● **Objective**
Reproduce the listing below verbatim.

:::

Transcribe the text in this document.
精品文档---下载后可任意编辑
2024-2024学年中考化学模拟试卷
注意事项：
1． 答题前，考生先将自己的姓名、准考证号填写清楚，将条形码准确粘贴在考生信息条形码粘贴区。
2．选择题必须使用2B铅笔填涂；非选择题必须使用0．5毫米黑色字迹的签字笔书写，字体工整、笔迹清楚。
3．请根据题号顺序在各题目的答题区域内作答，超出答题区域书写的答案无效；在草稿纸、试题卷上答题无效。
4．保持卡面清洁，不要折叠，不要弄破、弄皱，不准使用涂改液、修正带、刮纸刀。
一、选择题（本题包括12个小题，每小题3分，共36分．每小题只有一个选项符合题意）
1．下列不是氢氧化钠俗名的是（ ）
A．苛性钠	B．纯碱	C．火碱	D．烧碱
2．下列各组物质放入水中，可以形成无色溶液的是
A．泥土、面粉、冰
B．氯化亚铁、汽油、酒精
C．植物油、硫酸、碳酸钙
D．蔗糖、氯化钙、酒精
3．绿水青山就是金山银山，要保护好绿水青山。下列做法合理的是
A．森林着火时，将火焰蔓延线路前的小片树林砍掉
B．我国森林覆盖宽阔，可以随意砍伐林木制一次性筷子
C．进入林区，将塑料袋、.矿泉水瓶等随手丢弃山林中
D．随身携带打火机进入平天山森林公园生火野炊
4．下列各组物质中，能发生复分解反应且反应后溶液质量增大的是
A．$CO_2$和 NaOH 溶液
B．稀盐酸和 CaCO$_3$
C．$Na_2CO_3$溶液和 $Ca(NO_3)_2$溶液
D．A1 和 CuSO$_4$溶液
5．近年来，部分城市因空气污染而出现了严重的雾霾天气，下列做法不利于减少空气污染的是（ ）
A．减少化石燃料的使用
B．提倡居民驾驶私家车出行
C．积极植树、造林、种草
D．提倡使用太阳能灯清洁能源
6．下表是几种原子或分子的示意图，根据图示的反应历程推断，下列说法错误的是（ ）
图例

:::

● **Finished task**
Transcribe the text in this document.
精品文档---下载后可任意编辑
2024-2024学年中考化学模拟试卷
注意事项：
1． 答题前，考生先将自己的姓名、准考证号填写清楚，将条形码准确粘贴在考生信息条形码粘贴区。
2．选择题必须使用2B铅笔填涂；非选择题必须使用0．5毫米黑色字迹的签字笔书写，字体工整、笔迹清楚。
3．请根据题号顺序在各题目的答题区域内作答，超出答题区域书写的答案无效；在草稿纸、试题卷上答题无效。
4．保持卡面清洁，不要折叠，不要弄破、弄皱，不准使用涂改液、修正带、刮纸刀。
一、选择题（本题包括12个小题，每小题3分，共36分．每小题只有一个选项符合题意）
1．下列不是氢氧化钠俗名的是（ ）
A．苛性钠	B．纯碱	C．火碱	D．烧碱
2．下列各组物质放入水中，可以形成无色溶液的是
A．泥土、面粉、冰
B．氯化亚铁、汽油、酒精
C．植物油、硫酸、碳酸钙
D．蔗糖、氯化钙、酒精
3．绿水青山就是金山银山，要保护好绿水青山。下列做法合理的是
A．森林着火时，将火焰蔓延线路前的小片树林砍掉
B．我国森林覆盖宽阔，可以随意砍伐林木制一次性筷子
C．进入林区，将塑料袋、.矿泉水瓶等随手丢弃山林中
D．随身携带打火机进入平天山森林公园生火野炊
4．下列各组物质中，能发生复分解反应且反应后溶液质量增大的是
A．$CO_2$和 NaOH 溶液
B．稀盐酸和 CaCO$_3$
C．$Na_2CO_3$溶液和 $Ca(NO_3)_2$溶液
D．A1 和 CuSO$_4$溶液
5．近年来，部分城市因空气污染而出现了严重的雾霾天气，下列做法不利于减少空气污染的是（ ）
A．减少化石燃料的使用
B．提倡居民驾驶私家车出行
C．积极植树、造林、种草
D．提倡使用太阳能灯清洁能源
6．下表是几种原子或分子的示意图，根据图示的反应历程推断，下列说法错误的是（ ）
图例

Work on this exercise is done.